» Your task
Copy each line of the data that has "Total" in it.

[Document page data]

────────

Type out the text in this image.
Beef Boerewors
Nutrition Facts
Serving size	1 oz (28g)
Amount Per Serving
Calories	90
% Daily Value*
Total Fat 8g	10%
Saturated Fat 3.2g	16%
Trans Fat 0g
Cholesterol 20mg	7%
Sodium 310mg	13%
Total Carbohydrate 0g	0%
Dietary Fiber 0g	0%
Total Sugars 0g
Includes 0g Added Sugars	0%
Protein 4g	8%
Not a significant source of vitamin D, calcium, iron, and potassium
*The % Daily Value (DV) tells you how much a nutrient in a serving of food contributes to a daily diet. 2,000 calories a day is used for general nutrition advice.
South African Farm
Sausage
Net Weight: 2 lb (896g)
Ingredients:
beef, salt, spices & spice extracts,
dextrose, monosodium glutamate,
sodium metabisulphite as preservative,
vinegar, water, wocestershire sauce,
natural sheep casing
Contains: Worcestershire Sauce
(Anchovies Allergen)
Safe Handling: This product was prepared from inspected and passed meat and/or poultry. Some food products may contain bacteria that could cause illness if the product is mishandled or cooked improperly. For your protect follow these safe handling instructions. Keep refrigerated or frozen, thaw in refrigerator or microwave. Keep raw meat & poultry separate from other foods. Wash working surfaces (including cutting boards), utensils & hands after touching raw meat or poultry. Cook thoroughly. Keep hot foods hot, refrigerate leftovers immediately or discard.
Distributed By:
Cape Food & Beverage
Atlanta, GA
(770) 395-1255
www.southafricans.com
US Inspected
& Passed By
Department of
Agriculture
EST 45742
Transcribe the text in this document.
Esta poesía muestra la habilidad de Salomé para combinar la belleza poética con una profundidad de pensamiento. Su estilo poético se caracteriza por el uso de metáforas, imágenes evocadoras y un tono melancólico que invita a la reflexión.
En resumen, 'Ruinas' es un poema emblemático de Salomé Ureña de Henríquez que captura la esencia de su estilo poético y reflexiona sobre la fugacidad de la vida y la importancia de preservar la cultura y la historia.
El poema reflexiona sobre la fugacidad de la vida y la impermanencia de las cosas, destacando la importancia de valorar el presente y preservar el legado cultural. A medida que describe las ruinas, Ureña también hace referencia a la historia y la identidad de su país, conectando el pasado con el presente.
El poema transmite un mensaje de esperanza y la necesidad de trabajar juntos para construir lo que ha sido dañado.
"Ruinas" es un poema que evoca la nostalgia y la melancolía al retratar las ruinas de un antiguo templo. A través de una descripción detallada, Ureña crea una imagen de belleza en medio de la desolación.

────────

» Task answer
Total Fat 8g	10%
Total Carbohydrate 0g	0%
Total Sugars 0g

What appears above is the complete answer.